- [Goal]:
Restate the data word for word and leave the images out.

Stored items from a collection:
%%

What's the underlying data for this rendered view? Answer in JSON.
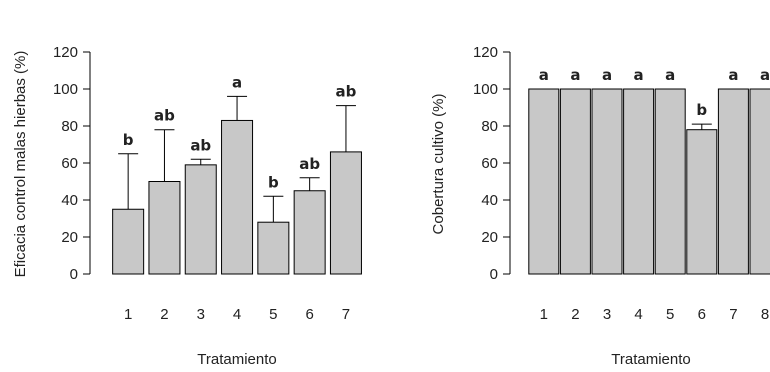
{
  "chart_data": [
    {
      "type": "bar",
      "categories": [
        "1",
        "2",
        "3",
        "4",
        "5",
        "6",
        "7"
      ],
      "values": [
        35,
        50,
        59,
        83,
        28,
        45,
        66
      ],
      "error_upper": [
        65,
        78,
        62,
        96,
        42,
        52,
        91
      ],
      "significance": [
        "b",
        "ab",
        "ab",
        "a",
        "b",
        "ab",
        "ab"
      ],
      "title": "",
      "xlabel": "Tratamiento",
      "ylabel": "Eficacia control malas hierbas (%)",
      "ylim": [
        0,
        120
      ],
      "yticks": [
        "0",
        "20",
        "40",
        "60",
        "80",
        "100",
        "120"
      ],
      "grid": false,
      "bar_color": "#c8c8c8"
    },
    {
      "type": "bar",
      "categories": [
        "1",
        "2",
        "3",
        "4",
        "5",
        "6",
        "7",
        "8"
      ],
      "values": [
        100,
        100,
        100,
        100,
        100,
        78,
        100,
        100
      ],
      "error_upper": [
        100,
        100,
        100,
        100,
        100,
        81,
        100,
        100
      ],
      "significance": [
        "a",
        "a",
        "a",
        "a",
        "a",
        "b",
        "a",
        "a"
      ],
      "title": "",
      "xlabel": "Tratamiento",
      "ylabel": "Cobertura cultivo (%)",
      "ylim": [
        0,
        120
      ],
      "yticks": [
        "0",
        "20",
        "40",
        "60",
        "80",
        "100",
        "120"
      ],
      "grid": false,
      "bar_color": "#c8c8c8"
    }
  ]
}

%%

- [Answer for the task]:
What's the underlying data for this rendered view? Answer in JSON.
{
  "chart_data": [
    {
      "type": "bar",
      "categories": [
        "1",
        "2",
        "3",
        "4",
        "5",
        "6",
        "7"
      ],
      "values": [
        35,
        50,
        59,
        83,
        28,
        45,
        66
      ],
      "error_upper": [
        65,
        78,
        62,
        96,
        42,
        52,
        91
      ],
      "significance": [
        "b",
        "ab",
        "ab",
        "a",
        "b",
        "ab",
        "ab"
      ],
      "title": "",
      "xlabel": "Tratamiento",
      "ylabel": "Eficacia control malas hierbas (%)",
      "ylim": [
        0,
        120
      ],
      "yticks": [
        "0",
        "20",
        "40",
        "60",
        "80",
        "100",
        "120"
      ],
      "grid": false,
      "bar_color": "#c8c8c8"
    },
    {
      "type": "bar",
      "categories": [
        "1",
        "2",
        "3",
        "4",
        "5",
        "6",
        "7",
        "8"
      ],
      "values": [
        100,
        100,
        100,
        100,
        100,
        78,
        100,
        100
      ],
      "error_upper": [
        100,
        100,
        100,
        100,
        100,
        81,
        100,
        100
      ],
      "significance": [
        "a",
        "a",
        "a",
        "a",
        "a",
        "b",
        "a",
        "a"
      ],
      "title": "",
      "xlabel": "Tratamiento",
      "ylabel": "Cobertura cultivo (%)",
      "ylim": [
        0,
        120
      ],
      "yticks": [
        "0",
        "20",
        "40",
        "60",
        "80",
        "100",
        "120"
      ],
      "grid": false,
      "bar_color": "#c8c8c8"
    }
  ]
}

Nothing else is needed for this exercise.